- **TASK REQUIREMENTS**
Can you output the material exactly as written, minus any pictures it holds?

- **EXERCISE MATERIALS**

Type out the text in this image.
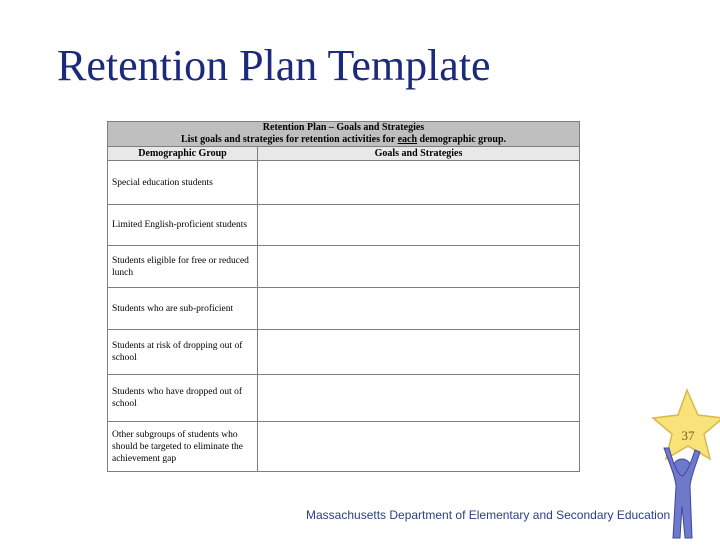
Retention Plan Template
Retention Plan – Goals and Strategies
List goals and strategies for retention activities for each demographic group.	

Demographic Group	Goals and Strategies
Special education students	
Limited English-proficient students	
Students eligible for free or reduced lunch	
Students who are sub-proficient	
Students at risk of dropping out of school	
Students who have dropped out of school	
Other subgroups of students who should be targeted to eliminate the achievement gap	
Massachusetts Department of Elementary and Secondary Education
37
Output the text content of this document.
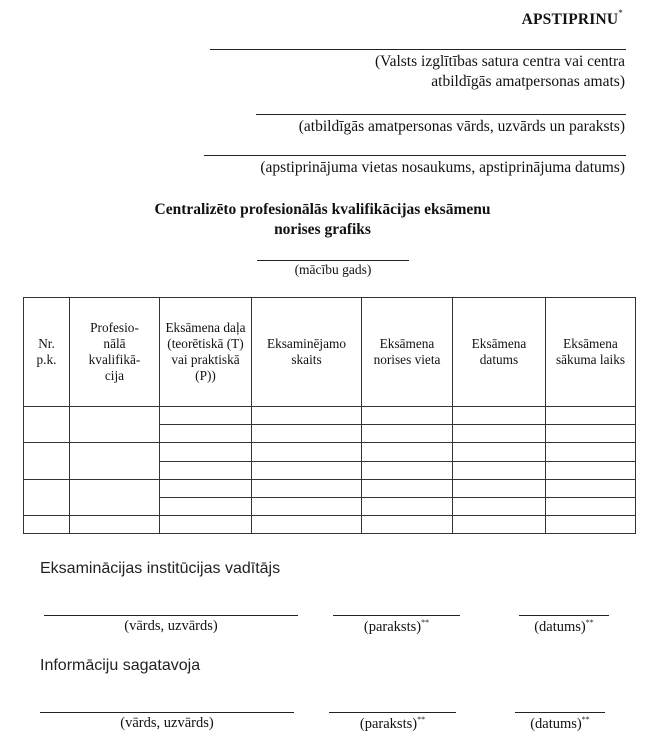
APSTIPRINU*
(Valsts izglītības satura centra vai centra
atbildīgās amatpersonas amats)
(atbildīgās amatpersonas vārds, uzvārds un paraksts)
(apstiprinājuma vietas nosaukums, apstiprinājuma datums)
Centralizēto profesionālās kvalifikācijas eksāmenu
norises grafiks
(mācību gads)
Nr. p.k.	Profesio-nālā kvalifikā-cija	Eksāmena daļa (teorētiskā (T) vai praktiskā (P))	Eksaminējamo skaits	Eksāmena norises vieta	Eksāmena datums	Eksāmena sākuma laiks

Eksaminācijas institūcijas vadītājs
(vārds, uzvārds)	(paraksts)**	(datums)**
Informāciju sagatavoja
(vārds, uzvārds)	(paraksts)**	(datums)**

- **RESPONSE TO THE EXERCISE**
Type out the text in this image.
Retention Plan Template
Retention Plan – Goals and Strategies
List goals and strategies for retention activities for each demographic group.	

Demographic Group	Goals and Strategies
Special education students	
Limited English-proficient students	
Students eligible for free or reduced lunch	
Students who are sub-proficient	
Students at risk of dropping out of school	
Students who have dropped out of school	
Other subgroups of students who should be targeted to eliminate the achievement gap	
Massachusetts Department of Elementary and Secondary Education
37
Output the text content of this document.
APSTIPRINU*
(Valsts izglītības satura centra vai centra
atbildīgās amatpersonas amats)
(atbildīgās amatpersonas vārds, uzvārds un paraksts)
(apstiprinājuma vietas nosaukums, apstiprinājuma datums)
Centralizēto profesionālās kvalifikācijas eksāmenu
norises grafiks
(mācību gads)
Nr. p.k.	Profesio-nālā kvalifikā-cija	Eksāmena daļa (teorētiskā (T) vai praktiskā (P))	Eksaminējamo skaits	Eksāmena norises vieta	Eksāmena datums	Eksāmena sākuma laiks

Eksaminācijas institūcijas vadītājs
(vārds, uzvārds)	(paraksts)**	(datums)**
Informāciju sagatavoja
(vārds, uzvārds)	(paraksts)**	(datums)**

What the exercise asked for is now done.